Text shown>
---
Proposed by: Lars Marius Garshol

This is a private proposal, and is not in any way endorsed by the TC. It is also quite unpolished, and needs considerable further refinement in order to be useful as part of or foundation for any TC recommendation.

PSD contents

It seems that published subject documentation may contain the types of information described below. Note that this does not in any way mean that they must, should, or will. These concepts are described here in order to help the TC structure its debates. The TC (and the author of this note) may well decide that some of these forms of information are unnecessary, harmful, or at least that they should be optional.

Published subject definitions
These are definitions of a published subject optimized for a human audience. Their purpose is to allow a human to establish what the identity of a published subject is. One example can found at http://psi.ontopia.net/ontopia/#1.
Published subject set description
This is a description of the set of published subject, intended to be read by human beings. Its purpose is to explain to a human reader what the published subject set is and contains. Description is here to be taken in a wide sense; it may include human-readable metadata about the published subject documentation. An example can be found at http://psi.ontopia.net/ontopia/.
Core published subject assertions

These are formal assertions made about the published subjects in a form optimized for machine consumption. That the assertions are "core" implies that they are part of the definition of the subjects, and should be accepted by anyone who is to use the subjects. The purpose of publishing them is to simplify the use of the published subjects by allowing users to import the assertions into their own systems. Examples are: this subject has this name, this subject is an instance of this class, etc.

An example can be found at http://www.oasis-open.org/committees/geolang/docs/language.xtm. (Note that this example contains only published subject assertions.)

Optional published subject assertions

These are like the core published subject assertions, except that they are not part of the definition of the published subjects, and may therefore be controversial. The purpose of publishing them separately from the core assertions is to make it easier for users to choose which assertions to use, and which to ignore.

Published subject metadata
This is formal assertions made about the definition of a particular published subject. Examples are: this definition was last updated on this date, this definition is written in this language, etc. No real-world examples of such metadata are known.
---
Objective a> Reproduce the listing from its first line through the line containing "Text: fp: fp (814, 909, 839, 931)", both included.
The listing below is unrelated to the proposal.

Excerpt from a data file
---
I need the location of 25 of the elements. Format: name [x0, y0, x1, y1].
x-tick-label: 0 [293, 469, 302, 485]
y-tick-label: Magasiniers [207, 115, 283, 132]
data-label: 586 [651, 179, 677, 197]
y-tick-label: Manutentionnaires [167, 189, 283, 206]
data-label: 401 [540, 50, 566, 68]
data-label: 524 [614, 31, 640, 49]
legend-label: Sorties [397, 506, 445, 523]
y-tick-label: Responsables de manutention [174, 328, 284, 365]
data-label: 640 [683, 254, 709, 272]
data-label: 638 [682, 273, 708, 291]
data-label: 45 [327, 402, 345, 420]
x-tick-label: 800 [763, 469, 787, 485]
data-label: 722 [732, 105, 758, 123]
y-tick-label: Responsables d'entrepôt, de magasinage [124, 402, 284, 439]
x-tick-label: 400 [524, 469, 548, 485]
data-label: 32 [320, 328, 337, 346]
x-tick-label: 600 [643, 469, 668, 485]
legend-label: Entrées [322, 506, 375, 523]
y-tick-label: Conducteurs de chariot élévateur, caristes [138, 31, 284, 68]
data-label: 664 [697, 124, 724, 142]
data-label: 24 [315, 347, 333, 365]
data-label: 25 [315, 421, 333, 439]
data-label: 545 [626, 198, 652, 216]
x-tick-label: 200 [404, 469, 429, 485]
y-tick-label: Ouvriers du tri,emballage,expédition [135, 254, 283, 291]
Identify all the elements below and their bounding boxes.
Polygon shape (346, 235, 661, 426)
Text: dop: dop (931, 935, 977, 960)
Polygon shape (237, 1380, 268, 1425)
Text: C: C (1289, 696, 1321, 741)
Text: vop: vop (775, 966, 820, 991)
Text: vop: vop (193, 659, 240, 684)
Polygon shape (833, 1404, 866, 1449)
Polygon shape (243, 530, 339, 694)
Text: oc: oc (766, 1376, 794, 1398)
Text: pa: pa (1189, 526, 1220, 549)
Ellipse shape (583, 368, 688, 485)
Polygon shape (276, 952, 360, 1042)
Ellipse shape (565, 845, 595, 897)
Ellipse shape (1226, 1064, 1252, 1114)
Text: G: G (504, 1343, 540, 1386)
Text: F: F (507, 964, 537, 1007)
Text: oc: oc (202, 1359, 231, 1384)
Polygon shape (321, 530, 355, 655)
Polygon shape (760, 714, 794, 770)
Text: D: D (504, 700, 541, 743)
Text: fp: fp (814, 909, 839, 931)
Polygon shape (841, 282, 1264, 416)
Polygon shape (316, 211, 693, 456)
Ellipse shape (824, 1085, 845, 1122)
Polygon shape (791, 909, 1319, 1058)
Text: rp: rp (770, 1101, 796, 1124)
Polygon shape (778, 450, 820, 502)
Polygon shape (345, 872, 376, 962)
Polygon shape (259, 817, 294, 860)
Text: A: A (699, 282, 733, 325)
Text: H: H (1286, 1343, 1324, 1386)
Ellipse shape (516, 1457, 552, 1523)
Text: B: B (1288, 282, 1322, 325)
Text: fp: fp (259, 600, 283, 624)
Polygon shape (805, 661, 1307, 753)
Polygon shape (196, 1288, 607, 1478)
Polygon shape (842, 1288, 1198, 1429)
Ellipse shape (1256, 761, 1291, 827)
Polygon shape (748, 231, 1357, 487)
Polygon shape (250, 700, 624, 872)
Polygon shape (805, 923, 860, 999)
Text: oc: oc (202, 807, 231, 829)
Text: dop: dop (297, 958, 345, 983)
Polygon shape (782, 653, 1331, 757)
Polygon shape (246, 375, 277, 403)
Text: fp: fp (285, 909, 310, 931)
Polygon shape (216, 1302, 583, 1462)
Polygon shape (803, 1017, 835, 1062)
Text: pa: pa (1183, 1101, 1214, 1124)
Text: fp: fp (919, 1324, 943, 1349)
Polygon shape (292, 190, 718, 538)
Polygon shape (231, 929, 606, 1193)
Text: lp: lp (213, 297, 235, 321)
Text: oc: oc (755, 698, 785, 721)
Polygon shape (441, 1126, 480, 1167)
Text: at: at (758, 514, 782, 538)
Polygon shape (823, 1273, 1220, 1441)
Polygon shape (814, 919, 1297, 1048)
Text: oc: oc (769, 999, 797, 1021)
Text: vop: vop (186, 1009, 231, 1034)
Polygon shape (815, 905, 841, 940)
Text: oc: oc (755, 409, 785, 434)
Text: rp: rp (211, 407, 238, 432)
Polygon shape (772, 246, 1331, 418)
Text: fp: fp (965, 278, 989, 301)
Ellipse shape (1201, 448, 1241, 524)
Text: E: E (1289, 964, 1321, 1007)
---
Objective b> In the proposal on published subject documentation, how many real-world examples of published subject metadata are known?

Correct output a>
I need the location of 25 of the elements. Format: name [x0, y0, x1, y1].
x-tick-label: 0 [293, 469, 302, 485]
y-tick-label: Magasiniers [207, 115, 283, 132]
data-label: 586 [651, 179, 677, 197]
y-tick-label: Manutentionnaires [167, 189, 283, 206]
data-label: 401 [540, 50, 566, 68]
data-label: 524 [614, 31, 640, 49]
legend-label: Sorties [397, 506, 445, 523]
y-tick-label: Responsables de manutention [174, 328, 284, 365]
data-label: 640 [683, 254, 709, 272]
data-label: 638 [682, 273, 708, 291]
data-label: 45 [327, 402, 345, 420]
x-tick-label: 800 [763, 469, 787, 485]
data-label: 722 [732, 105, 758, 123]
y-tick-label: Responsables d'entrepôt, de magasinage [124, 402, 284, 439]
x-tick-label: 400 [524, 469, 548, 485]
data-label: 32 [320, 328, 337, 346]
x-tick-label: 600 [643, 469, 668, 485]
legend-label: Entrées [322, 506, 375, 523]
y-tick-label: Conducteurs de chariot élévateur, caristes [138, 31, 284, 68]
data-label: 664 [697, 124, 724, 142]
data-label: 24 [315, 347, 333, 365]
data-label: 25 [315, 421, 333, 439]
data-label: 545 [626, 198, 652, 216]
x-tick-label: 200 [404, 469, 429, 485]
y-tick-label: Ouvriers du tri,emballage,expédition [135, 254, 283, 291]
Identify all the elements below and their bounding boxes.
Polygon shape (346, 235, 661, 426)
Text: dop: dop (931, 935, 977, 960)
Polygon shape (237, 1380, 268, 1425)
Text: C: C (1289, 696, 1321, 741)
Text: vop: vop (775, 966, 820, 991)
Text: vop: vop (193, 659, 240, 684)
Polygon shape (833, 1404, 866, 1449)
Polygon shape (243, 530, 339, 694)
Text: oc: oc (766, 1376, 794, 1398)
Text: pa: pa (1189, 526, 1220, 549)
Ellipse shape (583, 368, 688, 485)
Polygon shape (276, 952, 360, 1042)
Ellipse shape (565, 845, 595, 897)
Ellipse shape (1226, 1064, 1252, 1114)
Text: G: G (504, 1343, 540, 1386)
Text: F: F (507, 964, 537, 1007)
Text: oc: oc (202, 1359, 231, 1384)
Polygon shape (321, 530, 355, 655)
Polygon shape (760, 714, 794, 770)
Text: D: D (504, 700, 541, 743)
Text: fp: fp (814, 909, 839, 931)

Correct output b> None are known.